WHAT YOU ARE ASKED TO DO:
Extract all lines in the data that contain the word "July".

A run of records:
<<<<

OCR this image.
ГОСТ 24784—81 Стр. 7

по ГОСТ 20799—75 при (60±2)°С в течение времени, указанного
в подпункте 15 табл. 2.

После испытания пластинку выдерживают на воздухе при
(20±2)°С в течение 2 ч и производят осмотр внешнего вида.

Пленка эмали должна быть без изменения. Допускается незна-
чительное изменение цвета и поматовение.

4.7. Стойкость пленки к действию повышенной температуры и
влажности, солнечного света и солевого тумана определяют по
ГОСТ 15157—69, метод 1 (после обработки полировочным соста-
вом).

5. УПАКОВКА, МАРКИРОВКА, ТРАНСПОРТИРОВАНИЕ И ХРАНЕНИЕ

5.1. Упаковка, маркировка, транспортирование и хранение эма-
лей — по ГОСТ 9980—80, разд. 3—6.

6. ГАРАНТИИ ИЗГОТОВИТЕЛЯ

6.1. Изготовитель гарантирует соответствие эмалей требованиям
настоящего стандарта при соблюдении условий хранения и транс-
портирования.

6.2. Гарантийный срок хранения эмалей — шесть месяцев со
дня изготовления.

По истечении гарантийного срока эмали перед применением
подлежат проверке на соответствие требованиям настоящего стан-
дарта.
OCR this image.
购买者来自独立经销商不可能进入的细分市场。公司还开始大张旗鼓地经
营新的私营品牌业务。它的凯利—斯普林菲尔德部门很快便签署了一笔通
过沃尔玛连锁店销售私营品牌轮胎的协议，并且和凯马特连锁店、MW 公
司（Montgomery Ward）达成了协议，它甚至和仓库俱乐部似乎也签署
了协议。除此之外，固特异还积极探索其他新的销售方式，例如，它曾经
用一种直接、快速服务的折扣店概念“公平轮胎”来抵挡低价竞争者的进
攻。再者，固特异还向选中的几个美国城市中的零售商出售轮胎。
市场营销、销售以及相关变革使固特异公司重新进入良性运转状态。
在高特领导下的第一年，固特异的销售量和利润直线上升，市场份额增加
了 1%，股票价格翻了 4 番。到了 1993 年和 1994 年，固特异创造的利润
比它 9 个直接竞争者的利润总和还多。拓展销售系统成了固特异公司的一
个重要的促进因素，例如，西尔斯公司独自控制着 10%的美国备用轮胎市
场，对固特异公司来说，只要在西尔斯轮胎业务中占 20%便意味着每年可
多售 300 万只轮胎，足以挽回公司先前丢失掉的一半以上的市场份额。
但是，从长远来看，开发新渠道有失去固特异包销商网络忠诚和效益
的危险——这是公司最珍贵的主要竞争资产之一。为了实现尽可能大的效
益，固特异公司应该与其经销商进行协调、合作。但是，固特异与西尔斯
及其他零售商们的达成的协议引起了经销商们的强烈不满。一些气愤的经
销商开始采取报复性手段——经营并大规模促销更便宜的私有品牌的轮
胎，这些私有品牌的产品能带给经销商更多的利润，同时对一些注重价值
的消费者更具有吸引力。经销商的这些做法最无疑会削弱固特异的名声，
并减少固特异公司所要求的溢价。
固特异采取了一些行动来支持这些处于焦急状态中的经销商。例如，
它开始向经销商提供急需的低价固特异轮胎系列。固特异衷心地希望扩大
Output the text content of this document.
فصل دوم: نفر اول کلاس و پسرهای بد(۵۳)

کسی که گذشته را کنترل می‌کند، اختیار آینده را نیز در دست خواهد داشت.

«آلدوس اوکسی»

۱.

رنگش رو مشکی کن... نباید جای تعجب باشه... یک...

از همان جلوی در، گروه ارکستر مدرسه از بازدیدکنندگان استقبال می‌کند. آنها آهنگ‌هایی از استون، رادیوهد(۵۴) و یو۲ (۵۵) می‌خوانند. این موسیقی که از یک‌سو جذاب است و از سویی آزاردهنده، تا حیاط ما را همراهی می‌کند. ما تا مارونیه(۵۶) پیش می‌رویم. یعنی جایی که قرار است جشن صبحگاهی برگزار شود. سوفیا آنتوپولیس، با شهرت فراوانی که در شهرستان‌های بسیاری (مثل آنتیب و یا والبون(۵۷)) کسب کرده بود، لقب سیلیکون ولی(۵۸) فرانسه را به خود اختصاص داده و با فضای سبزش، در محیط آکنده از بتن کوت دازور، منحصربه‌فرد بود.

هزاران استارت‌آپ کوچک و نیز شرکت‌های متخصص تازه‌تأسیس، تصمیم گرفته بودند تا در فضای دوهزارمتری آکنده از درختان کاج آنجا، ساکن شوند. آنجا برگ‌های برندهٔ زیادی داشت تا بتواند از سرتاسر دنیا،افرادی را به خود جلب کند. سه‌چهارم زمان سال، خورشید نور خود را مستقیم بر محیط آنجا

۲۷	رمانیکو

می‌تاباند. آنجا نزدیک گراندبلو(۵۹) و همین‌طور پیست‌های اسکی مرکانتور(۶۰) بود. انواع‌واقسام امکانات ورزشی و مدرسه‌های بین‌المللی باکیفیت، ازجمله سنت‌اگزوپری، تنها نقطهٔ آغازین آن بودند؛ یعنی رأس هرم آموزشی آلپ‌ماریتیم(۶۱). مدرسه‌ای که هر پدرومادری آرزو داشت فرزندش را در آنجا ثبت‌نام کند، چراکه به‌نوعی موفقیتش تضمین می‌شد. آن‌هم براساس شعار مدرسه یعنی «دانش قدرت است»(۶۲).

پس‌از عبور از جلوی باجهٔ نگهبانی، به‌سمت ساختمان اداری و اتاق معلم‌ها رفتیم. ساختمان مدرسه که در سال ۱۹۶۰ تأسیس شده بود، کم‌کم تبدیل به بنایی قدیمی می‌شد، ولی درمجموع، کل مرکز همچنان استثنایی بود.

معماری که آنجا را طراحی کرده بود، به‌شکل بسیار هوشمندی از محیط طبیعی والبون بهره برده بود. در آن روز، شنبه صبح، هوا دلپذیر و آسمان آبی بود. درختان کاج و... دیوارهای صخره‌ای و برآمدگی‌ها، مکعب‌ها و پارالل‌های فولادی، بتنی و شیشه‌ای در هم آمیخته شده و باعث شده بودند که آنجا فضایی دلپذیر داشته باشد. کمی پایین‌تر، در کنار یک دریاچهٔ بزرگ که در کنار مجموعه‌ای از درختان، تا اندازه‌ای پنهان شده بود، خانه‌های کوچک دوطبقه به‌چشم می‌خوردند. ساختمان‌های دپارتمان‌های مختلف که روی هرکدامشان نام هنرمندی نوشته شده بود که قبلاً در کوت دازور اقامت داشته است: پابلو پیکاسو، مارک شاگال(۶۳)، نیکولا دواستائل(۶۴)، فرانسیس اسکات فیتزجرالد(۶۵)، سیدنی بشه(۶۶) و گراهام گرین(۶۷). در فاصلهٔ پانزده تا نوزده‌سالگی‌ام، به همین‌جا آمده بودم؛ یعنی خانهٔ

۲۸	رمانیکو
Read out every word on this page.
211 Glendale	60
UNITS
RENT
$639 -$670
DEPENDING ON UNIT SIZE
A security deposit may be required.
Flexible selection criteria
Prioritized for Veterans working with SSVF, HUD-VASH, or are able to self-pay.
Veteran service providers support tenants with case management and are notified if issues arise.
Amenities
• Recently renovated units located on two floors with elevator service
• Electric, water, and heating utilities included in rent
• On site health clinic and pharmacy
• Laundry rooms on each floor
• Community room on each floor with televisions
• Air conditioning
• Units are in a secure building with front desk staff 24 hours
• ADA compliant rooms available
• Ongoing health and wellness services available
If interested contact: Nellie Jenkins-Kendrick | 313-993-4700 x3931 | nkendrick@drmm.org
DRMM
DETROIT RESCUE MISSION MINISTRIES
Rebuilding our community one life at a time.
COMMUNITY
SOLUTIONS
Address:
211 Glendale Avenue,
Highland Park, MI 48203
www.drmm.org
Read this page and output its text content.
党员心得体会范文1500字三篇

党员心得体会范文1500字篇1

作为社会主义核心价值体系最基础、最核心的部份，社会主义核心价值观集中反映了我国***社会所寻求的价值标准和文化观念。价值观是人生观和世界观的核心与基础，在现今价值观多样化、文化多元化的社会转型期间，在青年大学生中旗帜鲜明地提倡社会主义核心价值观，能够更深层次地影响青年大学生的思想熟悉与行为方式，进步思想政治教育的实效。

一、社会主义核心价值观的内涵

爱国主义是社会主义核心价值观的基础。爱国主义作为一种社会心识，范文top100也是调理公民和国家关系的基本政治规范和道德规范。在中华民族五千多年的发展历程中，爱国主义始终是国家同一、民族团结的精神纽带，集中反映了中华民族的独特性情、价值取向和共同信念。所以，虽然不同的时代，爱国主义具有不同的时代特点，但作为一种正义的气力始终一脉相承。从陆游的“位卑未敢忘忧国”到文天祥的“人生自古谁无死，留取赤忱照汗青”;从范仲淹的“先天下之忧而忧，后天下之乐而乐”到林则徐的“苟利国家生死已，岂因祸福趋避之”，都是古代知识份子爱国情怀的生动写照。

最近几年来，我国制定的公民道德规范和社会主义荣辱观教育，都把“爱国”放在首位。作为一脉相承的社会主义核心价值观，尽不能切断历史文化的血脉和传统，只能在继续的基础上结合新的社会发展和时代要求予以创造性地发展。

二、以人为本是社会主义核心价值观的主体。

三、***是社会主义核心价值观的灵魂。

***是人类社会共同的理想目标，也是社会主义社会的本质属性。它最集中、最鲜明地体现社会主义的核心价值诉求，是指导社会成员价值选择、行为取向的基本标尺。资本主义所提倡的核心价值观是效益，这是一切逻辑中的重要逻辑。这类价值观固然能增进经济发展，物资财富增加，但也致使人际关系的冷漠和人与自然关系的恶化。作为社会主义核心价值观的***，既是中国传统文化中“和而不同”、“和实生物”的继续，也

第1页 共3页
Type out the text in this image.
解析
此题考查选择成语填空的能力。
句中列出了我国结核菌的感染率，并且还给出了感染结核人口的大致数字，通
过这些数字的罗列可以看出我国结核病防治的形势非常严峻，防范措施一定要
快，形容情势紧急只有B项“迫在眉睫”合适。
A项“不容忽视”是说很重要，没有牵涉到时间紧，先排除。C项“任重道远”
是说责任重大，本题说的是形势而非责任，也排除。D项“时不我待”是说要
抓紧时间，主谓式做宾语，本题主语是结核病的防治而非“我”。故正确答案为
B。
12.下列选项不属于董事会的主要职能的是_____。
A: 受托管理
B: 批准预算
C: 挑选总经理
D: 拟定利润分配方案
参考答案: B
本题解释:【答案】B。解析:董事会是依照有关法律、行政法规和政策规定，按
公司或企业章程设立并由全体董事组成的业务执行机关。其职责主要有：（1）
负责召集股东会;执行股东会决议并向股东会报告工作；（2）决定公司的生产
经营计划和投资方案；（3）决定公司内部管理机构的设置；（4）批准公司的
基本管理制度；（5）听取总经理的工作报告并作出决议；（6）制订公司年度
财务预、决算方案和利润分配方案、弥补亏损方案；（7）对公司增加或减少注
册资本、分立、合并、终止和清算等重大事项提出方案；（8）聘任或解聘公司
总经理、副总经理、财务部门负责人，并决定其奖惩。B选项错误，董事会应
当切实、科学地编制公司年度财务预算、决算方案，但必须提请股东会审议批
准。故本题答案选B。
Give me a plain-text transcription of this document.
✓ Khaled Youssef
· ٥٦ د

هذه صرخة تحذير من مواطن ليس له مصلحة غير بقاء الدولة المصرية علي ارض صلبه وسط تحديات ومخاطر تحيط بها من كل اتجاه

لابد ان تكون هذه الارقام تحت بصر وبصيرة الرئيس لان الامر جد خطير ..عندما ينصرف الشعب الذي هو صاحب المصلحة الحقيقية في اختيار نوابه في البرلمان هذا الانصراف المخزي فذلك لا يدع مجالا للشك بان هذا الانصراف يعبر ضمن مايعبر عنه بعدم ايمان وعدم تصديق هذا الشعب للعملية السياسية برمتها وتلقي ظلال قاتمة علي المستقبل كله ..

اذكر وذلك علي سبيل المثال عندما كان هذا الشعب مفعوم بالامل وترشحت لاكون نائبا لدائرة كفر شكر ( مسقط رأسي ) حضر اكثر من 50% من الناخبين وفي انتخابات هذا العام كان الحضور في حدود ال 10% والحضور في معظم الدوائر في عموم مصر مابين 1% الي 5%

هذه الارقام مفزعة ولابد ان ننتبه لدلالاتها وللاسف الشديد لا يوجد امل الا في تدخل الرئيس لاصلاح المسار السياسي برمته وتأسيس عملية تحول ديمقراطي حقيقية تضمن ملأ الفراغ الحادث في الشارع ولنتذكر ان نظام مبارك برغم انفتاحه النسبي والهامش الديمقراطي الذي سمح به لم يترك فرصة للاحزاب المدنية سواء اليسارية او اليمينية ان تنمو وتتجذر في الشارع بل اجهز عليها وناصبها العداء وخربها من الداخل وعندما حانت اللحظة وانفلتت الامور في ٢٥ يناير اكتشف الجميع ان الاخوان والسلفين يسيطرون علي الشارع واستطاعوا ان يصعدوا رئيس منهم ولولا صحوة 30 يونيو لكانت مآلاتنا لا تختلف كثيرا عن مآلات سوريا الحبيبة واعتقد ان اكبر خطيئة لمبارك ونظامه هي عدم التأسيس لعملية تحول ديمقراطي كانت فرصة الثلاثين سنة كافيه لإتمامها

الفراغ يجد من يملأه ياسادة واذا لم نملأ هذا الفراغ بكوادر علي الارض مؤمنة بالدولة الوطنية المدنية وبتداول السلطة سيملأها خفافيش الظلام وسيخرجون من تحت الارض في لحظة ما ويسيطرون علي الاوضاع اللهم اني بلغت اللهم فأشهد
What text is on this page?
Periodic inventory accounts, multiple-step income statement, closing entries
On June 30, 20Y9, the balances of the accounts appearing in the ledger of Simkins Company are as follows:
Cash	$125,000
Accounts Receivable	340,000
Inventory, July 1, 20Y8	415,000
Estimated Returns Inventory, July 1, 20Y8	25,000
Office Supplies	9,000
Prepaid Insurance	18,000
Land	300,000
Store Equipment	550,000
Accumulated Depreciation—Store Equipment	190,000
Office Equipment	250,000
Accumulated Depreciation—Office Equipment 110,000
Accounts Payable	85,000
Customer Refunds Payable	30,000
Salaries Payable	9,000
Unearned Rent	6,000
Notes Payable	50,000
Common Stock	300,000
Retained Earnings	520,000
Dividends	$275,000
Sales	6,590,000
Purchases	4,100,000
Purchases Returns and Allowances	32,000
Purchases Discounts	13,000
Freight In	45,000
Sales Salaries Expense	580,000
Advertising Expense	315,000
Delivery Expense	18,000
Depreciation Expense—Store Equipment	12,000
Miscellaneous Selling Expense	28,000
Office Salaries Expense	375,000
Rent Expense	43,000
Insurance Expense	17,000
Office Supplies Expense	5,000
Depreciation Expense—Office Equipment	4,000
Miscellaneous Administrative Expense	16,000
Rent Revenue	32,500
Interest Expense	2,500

>>>>

RESPONSE TO THE TASK:
Inventory, July 1, 20Y8	415,000
Estimated Returns Inventory, July 1, 20Y8	25,000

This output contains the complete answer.